- **Goal of the exercise**:
Reproduce all the lines below exactly and omit the images.

(Chart and figure data)
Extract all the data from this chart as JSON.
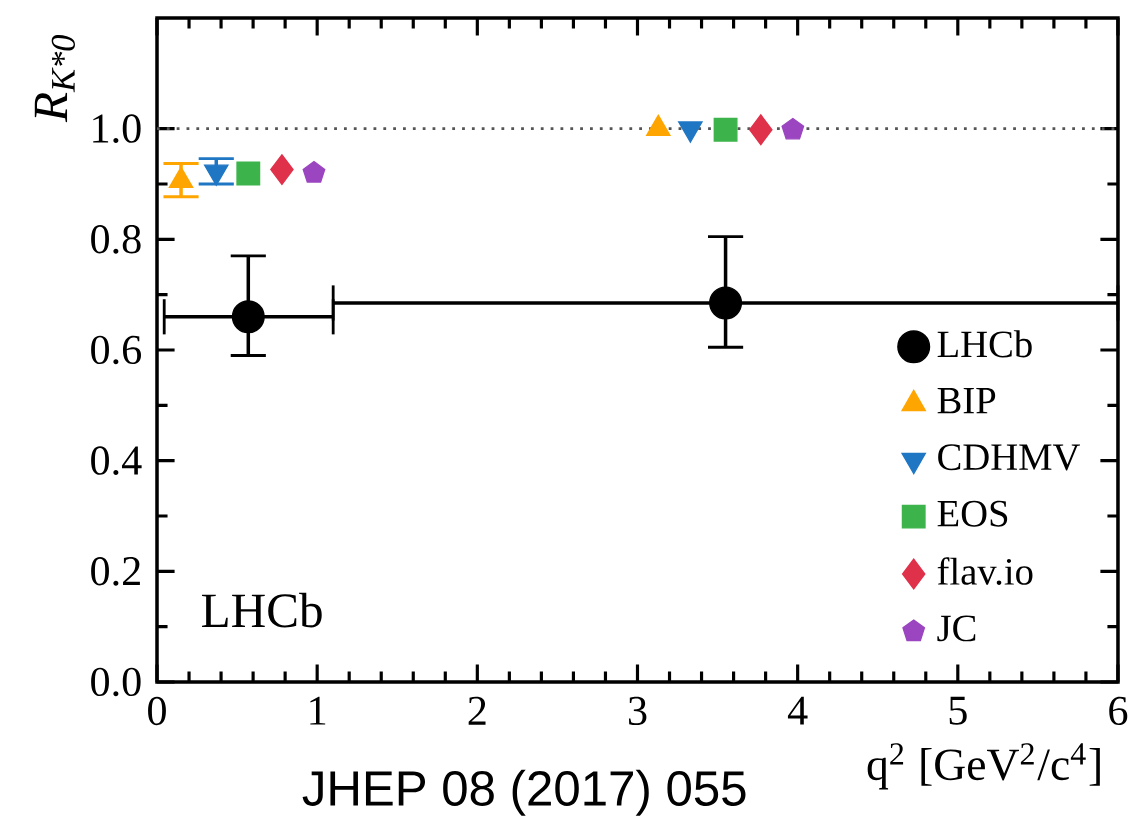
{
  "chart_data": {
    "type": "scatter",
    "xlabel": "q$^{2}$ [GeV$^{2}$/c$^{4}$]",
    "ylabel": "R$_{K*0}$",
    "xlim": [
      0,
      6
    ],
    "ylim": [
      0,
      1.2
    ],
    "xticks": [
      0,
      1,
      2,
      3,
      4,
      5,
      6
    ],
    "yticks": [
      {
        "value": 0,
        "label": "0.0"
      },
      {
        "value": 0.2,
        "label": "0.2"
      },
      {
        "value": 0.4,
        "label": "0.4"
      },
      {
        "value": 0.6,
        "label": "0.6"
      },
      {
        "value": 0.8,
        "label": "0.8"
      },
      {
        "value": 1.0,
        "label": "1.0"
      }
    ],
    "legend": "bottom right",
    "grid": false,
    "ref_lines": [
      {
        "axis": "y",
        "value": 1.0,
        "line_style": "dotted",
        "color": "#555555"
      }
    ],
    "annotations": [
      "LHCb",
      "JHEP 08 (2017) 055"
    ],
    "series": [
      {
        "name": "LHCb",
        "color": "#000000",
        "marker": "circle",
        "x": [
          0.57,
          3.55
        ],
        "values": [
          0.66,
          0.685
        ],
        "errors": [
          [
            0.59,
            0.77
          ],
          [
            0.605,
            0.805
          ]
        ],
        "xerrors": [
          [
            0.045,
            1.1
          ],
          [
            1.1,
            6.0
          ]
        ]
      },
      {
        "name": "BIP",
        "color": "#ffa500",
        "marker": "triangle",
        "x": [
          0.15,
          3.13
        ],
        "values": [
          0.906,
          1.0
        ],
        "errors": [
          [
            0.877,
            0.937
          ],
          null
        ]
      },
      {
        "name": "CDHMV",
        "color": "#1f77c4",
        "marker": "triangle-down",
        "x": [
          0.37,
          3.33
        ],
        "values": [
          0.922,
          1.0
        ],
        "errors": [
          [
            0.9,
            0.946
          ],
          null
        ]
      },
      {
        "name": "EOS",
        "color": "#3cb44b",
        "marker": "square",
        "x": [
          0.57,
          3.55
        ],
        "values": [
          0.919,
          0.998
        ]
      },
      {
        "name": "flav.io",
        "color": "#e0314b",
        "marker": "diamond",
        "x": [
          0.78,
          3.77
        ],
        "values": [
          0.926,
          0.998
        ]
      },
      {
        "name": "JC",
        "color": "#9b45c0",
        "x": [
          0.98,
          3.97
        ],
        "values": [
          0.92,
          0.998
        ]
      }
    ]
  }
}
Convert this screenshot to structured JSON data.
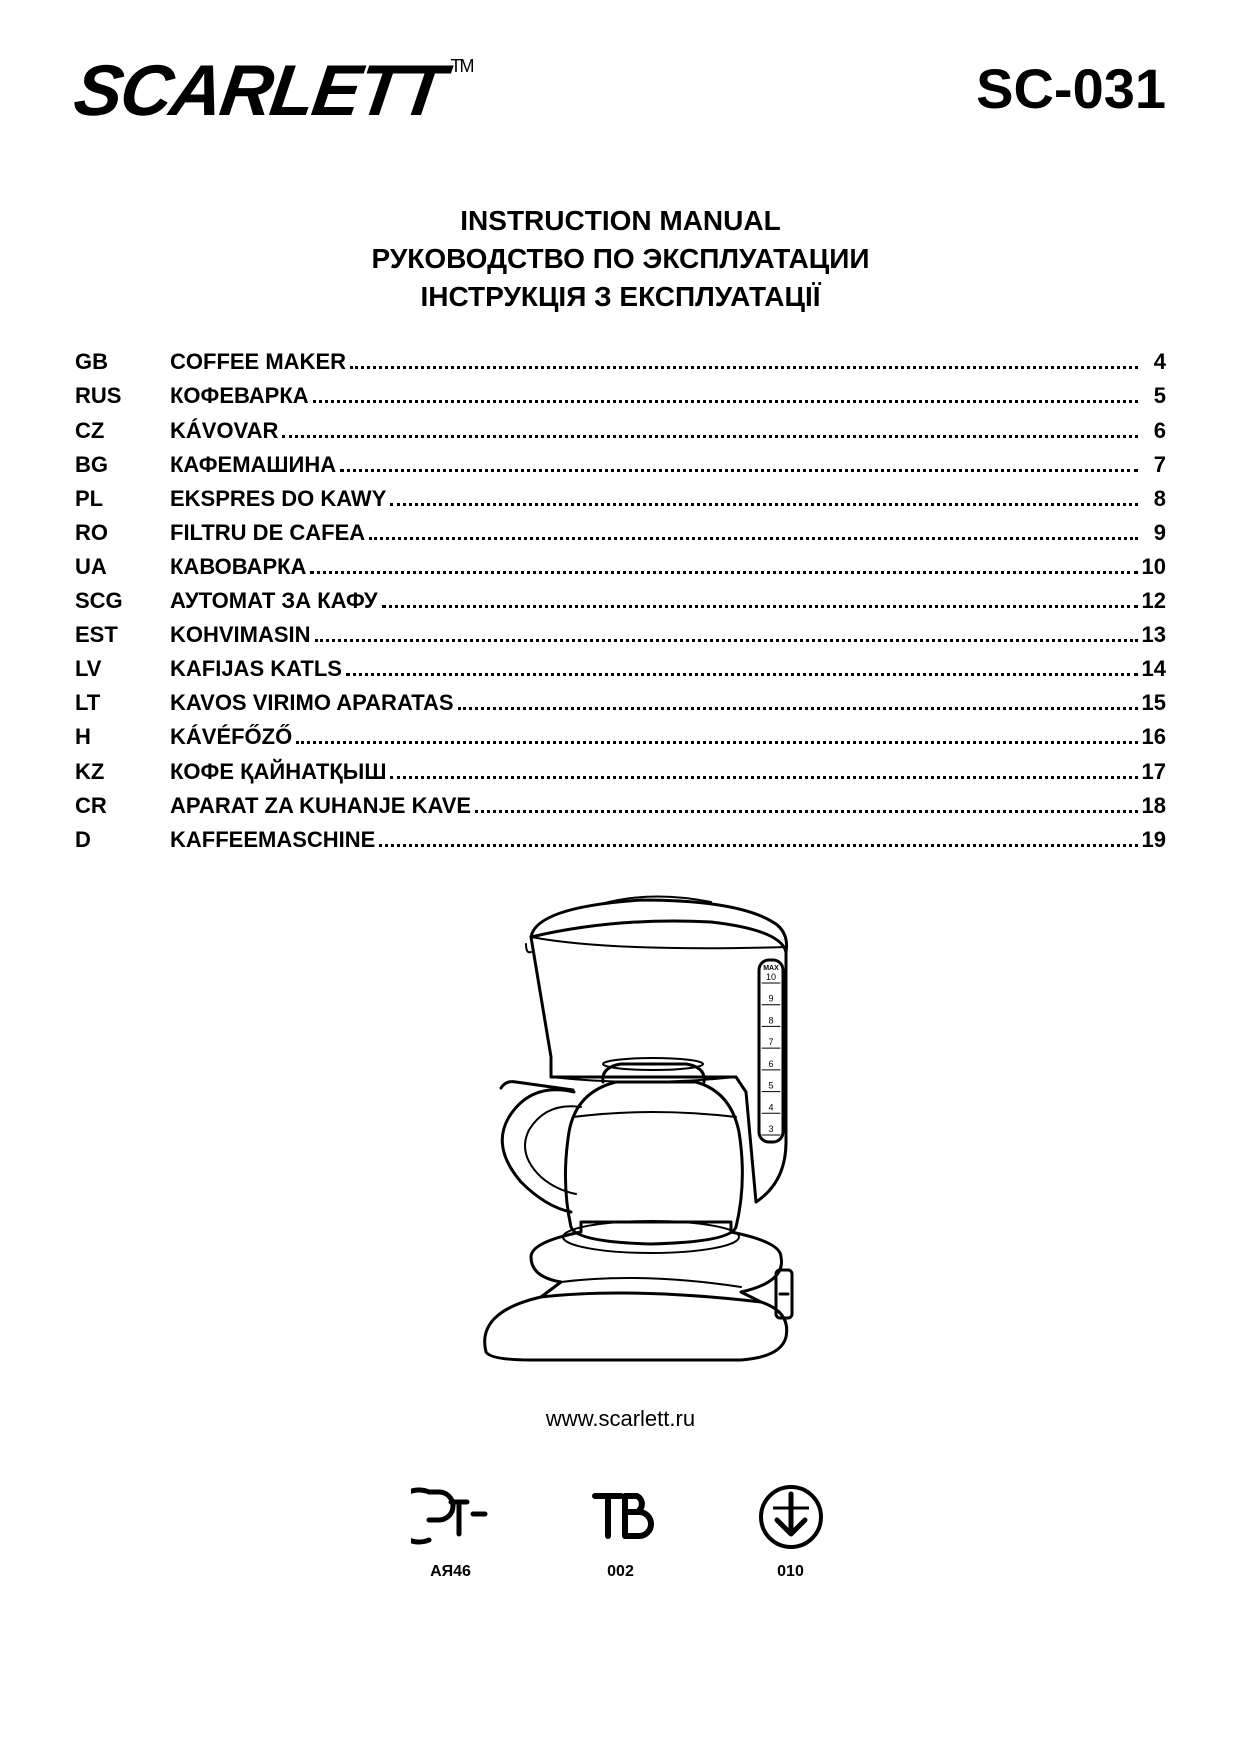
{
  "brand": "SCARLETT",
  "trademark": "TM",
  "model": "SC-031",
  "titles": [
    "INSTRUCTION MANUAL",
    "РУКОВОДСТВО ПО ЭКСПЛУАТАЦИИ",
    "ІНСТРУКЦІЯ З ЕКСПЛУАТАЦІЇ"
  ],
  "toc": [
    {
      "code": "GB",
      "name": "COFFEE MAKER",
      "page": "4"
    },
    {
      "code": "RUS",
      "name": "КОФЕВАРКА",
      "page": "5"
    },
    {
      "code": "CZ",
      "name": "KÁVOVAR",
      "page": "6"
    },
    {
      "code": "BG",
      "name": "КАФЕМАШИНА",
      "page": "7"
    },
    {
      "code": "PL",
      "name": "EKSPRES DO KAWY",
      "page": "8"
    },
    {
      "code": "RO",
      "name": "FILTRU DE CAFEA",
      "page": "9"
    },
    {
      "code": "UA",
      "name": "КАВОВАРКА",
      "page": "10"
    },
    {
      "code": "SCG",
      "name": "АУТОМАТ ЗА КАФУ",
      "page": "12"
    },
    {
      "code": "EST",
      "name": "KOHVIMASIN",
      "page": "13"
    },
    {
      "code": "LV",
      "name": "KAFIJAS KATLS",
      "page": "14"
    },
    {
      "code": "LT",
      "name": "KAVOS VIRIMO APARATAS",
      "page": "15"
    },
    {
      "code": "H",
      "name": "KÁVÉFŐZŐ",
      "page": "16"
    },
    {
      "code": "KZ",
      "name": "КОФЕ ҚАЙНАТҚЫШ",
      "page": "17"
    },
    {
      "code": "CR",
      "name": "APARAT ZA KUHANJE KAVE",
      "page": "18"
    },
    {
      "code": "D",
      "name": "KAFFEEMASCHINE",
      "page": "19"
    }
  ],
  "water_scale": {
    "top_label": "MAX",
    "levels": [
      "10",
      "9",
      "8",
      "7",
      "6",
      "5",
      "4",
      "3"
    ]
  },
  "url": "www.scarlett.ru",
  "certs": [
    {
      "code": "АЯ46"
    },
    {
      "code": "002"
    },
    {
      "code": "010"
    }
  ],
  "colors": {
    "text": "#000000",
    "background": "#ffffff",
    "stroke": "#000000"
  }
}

- **Completed exercise**:
Extract all the data from this chart as JSON.
{
  "chart_data": {
    "type": "scatter",
    "xlabel": "q$^{2}$ [GeV$^{2}$/c$^{4}$]",
    "ylabel": "R$_{K*0}$",
    "xlim": [
      0,
      6
    ],
    "ylim": [
      0,
      1.2
    ],
    "xticks": [
      0,
      1,
      2,
      3,
      4,
      5,
      6
    ],
    "yticks": [
      {
        "value": 0,
        "label": "0.0"
      },
      {
        "value": 0.2,
        "label": "0.2"
      },
      {
        "value": 0.4,
        "label": "0.4"
      },
      {
        "value": 0.6,
        "label": "0.6"
      },
      {
        "value": 0.8,
        "label": "0.8"
      },
      {
        "value": 1.0,
        "label": "1.0"
      }
    ],
    "legend": "bottom right",
    "grid": false,
    "ref_lines": [
      {
        "axis": "y",
        "value": 1.0,
        "line_style": "dotted",
        "color": "#555555"
      }
    ],
    "annotations": [
      "LHCb",
      "JHEP 08 (2017) 055"
    ],
    "series": [
      {
        "name": "LHCb",
        "color": "#000000",
        "marker": "circle",
        "x": [
          0.57,
          3.55
        ],
        "values": [
          0.66,
          0.685
        ],
        "errors": [
          [
            0.59,
            0.77
          ],
          [
            0.605,
            0.805
          ]
        ],
        "xerrors": [
          [
            0.045,
            1.1
          ],
          [
            1.1,
            6.0
          ]
        ]
      },
      {
        "name": "BIP",
        "color": "#ffa500",
        "marker": "triangle",
        "x": [
          0.15,
          3.13
        ],
        "values": [
          0.906,
          1.0
        ],
        "errors": [
          [
            0.877,
            0.937
          ],
          null
        ]
      },
      {
        "name": "CDHMV",
        "color": "#1f77c4",
        "marker": "triangle-down",
        "x": [
          0.37,
          3.33
        ],
        "values": [
          0.922,
          1.0
        ],
        "errors": [
          [
            0.9,
            0.946
          ],
          null
        ]
      },
      {
        "name": "EOS",
        "color": "#3cb44b",
        "marker": "square",
        "x": [
          0.57,
          3.55
        ],
        "values": [
          0.919,
          0.998
        ]
      },
      {
        "name": "flav.io",
        "color": "#e0314b",
        "marker": "diamond",
        "x": [
          0.78,
          3.77
        ],
        "values": [
          0.926,
          0.998
        ]
      },
      {
        "name": "JC",
        "color": "#9b45c0",
        "x": [
          0.98,
          3.97
        ],
        "values": [
          0.92,
          0.998
        ]
      }
    ]
  }
}
Convert this screenshot to structured JSON data.
{
  "brand": "SCARLETT",
  "trademark": "TM",
  "model": "SC-031",
  "titles": [
    "INSTRUCTION MANUAL",
    "РУКОВОДСТВО ПО ЭКСПЛУАТАЦИИ",
    "ІНСТРУКЦІЯ З ЕКСПЛУАТАЦІЇ"
  ],
  "toc": [
    {
      "code": "GB",
      "name": "COFFEE MAKER",
      "page": "4"
    },
    {
      "code": "RUS",
      "name": "КОФЕВАРКА",
      "page": "5"
    },
    {
      "code": "CZ",
      "name": "KÁVOVAR",
      "page": "6"
    },
    {
      "code": "BG",
      "name": "КАФЕМАШИНА",
      "page": "7"
    },
    {
      "code": "PL",
      "name": "EKSPRES DO KAWY",
      "page": "8"
    },
    {
      "code": "RO",
      "name": "FILTRU DE CAFEA",
      "page": "9"
    },
    {
      "code": "UA",
      "name": "КАВОВАРКА",
      "page": "10"
    },
    {
      "code": "SCG",
      "name": "АУТОМАТ ЗА КАФУ",
      "page": "12"
    },
    {
      "code": "EST",
      "name": "KOHVIMASIN",
      "page": "13"
    },
    {
      "code": "LV",
      "name": "KAFIJAS KATLS",
      "page": "14"
    },
    {
      "code": "LT",
      "name": "KAVOS VIRIMO APARATAS",
      "page": "15"
    },
    {
      "code": "H",
      "name": "KÁVÉFŐZŐ",
      "page": "16"
    },
    {
      "code": "KZ",
      "name": "КОФЕ ҚАЙНАТҚЫШ",
      "page": "17"
    },
    {
      "code": "CR",
      "name": "APARAT ZA KUHANJE KAVE",
      "page": "18"
    },
    {
      "code": "D",
      "name": "KAFFEEMASCHINE",
      "page": "19"
    }
  ],
  "water_scale": {
    "top_label": "MAX",
    "levels": [
      "10",
      "9",
      "8",
      "7",
      "6",
      "5",
      "4",
      "3"
    ]
  },
  "url": "www.scarlett.ru",
  "certs": [
    {
      "code": "АЯ46"
    },
    {
      "code": "002"
    },
    {
      "code": "010"
    }
  ],
  "colors": {
    "text": "#000000",
    "background": "#ffffff",
    "stroke": "#000000"
  }
}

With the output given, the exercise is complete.